▶ [TASK OBJECTIVE]: Below are the records. List every line holding the word "Verfolgung".

▶ [GIVEN DATA]:

------------------------------------------------------------

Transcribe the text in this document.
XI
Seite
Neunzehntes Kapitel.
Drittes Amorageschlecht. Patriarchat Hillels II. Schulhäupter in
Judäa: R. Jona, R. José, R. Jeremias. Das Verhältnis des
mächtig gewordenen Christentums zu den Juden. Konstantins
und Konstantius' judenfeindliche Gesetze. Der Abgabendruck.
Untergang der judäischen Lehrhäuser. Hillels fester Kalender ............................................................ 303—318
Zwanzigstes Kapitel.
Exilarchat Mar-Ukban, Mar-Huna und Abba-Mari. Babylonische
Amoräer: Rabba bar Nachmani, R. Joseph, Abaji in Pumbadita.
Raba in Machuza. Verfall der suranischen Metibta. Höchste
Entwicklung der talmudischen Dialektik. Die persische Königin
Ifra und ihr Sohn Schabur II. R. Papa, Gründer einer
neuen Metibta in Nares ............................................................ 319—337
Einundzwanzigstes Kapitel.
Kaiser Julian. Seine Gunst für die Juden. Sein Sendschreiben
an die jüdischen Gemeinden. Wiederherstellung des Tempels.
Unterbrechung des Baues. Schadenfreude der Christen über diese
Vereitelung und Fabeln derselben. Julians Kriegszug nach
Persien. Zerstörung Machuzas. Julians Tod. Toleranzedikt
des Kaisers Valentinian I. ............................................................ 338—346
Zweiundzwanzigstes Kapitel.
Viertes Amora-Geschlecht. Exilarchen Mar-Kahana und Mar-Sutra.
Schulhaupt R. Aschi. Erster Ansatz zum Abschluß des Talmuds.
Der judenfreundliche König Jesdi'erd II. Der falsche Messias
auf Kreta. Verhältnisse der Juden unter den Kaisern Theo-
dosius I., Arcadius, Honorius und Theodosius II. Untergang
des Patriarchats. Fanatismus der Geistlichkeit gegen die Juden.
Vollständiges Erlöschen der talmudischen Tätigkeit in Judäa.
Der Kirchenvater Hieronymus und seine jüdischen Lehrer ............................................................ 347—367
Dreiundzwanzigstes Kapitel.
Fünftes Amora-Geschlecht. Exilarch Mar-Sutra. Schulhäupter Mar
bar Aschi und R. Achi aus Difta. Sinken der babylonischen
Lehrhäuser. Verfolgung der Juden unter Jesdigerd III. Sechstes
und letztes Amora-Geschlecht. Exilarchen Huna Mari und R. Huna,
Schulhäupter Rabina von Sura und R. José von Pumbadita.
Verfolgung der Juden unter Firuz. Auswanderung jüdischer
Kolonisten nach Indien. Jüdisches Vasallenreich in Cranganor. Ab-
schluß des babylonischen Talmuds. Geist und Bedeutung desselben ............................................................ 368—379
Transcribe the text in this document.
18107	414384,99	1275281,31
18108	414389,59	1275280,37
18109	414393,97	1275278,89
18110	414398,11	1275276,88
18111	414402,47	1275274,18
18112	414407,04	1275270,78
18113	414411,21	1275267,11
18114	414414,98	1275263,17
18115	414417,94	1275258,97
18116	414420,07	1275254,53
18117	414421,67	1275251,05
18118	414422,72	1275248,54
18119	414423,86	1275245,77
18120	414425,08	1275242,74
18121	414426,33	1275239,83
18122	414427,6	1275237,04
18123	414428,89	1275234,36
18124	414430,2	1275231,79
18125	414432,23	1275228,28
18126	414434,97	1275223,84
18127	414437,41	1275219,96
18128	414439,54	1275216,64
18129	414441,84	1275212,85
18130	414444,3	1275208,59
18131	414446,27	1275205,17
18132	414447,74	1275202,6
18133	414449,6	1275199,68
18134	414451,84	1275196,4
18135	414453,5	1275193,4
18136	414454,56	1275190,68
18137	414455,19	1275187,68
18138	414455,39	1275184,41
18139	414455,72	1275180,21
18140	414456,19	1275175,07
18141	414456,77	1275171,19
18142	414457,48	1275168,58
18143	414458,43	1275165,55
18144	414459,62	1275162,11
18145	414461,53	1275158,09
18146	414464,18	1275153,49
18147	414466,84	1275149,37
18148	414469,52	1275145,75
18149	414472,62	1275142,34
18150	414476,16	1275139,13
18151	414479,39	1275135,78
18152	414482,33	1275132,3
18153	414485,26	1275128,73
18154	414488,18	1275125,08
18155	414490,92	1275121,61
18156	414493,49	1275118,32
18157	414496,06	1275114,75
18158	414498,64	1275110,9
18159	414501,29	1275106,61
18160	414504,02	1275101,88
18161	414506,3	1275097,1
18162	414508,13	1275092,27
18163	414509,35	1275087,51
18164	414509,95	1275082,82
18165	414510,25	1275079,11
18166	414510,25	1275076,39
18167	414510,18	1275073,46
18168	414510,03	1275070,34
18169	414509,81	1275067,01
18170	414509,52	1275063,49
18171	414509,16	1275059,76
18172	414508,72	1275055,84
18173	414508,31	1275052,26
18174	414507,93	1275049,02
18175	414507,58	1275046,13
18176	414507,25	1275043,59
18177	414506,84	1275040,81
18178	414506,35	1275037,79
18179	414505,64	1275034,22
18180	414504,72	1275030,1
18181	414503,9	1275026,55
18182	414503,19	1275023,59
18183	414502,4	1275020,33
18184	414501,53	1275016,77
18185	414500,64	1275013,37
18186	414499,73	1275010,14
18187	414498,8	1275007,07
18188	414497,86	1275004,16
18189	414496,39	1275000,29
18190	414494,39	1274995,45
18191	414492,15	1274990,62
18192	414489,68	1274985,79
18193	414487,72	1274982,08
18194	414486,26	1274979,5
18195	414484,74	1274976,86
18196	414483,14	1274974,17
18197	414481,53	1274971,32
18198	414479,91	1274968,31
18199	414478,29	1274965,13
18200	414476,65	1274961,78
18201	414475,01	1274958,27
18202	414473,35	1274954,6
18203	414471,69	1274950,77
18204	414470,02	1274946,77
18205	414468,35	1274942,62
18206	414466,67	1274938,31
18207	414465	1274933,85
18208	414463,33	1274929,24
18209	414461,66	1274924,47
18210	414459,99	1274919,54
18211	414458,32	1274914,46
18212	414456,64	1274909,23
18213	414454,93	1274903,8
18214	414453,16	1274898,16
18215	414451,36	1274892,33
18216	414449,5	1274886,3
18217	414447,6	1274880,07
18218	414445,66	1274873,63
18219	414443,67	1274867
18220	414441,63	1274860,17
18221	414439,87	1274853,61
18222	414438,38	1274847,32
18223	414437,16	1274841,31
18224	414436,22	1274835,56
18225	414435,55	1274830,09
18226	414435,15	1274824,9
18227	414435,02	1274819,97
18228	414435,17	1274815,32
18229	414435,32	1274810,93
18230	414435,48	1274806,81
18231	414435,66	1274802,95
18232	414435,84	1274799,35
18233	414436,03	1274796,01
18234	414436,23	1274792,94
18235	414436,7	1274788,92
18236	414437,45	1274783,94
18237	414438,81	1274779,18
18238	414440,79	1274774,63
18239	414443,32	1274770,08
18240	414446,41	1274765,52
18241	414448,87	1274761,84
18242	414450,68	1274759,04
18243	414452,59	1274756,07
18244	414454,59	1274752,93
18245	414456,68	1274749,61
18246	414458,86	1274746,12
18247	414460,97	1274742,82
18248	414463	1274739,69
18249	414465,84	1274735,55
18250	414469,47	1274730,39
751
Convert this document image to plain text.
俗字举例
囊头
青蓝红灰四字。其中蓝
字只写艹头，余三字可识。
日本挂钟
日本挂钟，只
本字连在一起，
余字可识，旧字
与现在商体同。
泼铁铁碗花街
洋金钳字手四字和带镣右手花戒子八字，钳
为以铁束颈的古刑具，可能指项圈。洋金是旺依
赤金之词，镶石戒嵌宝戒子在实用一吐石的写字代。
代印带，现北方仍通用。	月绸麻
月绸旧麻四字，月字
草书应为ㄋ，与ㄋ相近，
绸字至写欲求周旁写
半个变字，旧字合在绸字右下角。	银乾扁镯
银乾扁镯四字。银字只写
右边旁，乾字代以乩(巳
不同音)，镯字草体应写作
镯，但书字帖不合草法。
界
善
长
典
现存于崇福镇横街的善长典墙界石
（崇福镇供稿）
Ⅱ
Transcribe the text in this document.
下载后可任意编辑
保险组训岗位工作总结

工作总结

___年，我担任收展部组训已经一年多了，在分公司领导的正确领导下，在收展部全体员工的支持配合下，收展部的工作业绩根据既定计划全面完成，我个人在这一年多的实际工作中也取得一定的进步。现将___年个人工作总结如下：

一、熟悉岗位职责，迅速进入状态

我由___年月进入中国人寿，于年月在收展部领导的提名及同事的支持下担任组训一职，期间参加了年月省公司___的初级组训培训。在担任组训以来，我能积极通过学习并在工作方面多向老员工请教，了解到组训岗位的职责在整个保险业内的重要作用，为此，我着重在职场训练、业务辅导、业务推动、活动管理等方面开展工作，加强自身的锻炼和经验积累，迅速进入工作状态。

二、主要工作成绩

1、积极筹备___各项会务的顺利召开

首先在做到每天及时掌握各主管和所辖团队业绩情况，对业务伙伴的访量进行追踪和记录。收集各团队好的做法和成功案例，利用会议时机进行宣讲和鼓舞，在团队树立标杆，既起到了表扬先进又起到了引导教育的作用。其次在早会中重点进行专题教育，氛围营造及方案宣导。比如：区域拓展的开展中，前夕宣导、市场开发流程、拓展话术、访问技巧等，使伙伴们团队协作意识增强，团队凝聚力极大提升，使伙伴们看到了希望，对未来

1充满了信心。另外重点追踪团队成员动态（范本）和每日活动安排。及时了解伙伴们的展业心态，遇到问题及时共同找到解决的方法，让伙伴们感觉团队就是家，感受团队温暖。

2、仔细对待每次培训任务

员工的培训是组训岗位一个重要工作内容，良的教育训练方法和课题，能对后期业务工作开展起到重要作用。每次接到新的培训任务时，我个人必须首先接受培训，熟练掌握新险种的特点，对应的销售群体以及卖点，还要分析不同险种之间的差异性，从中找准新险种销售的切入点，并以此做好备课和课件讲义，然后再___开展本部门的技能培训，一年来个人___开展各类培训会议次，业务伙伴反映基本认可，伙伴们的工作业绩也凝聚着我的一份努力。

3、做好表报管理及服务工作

------------------------------------------------------------

▶ [PROBLEM SOLUTION]:
Lehrhäuser. Verfolgung der Juden unter Jesdigerd III. Sechstes
Verfolgung der Juden unter Firuz. Auswanderung jüdischer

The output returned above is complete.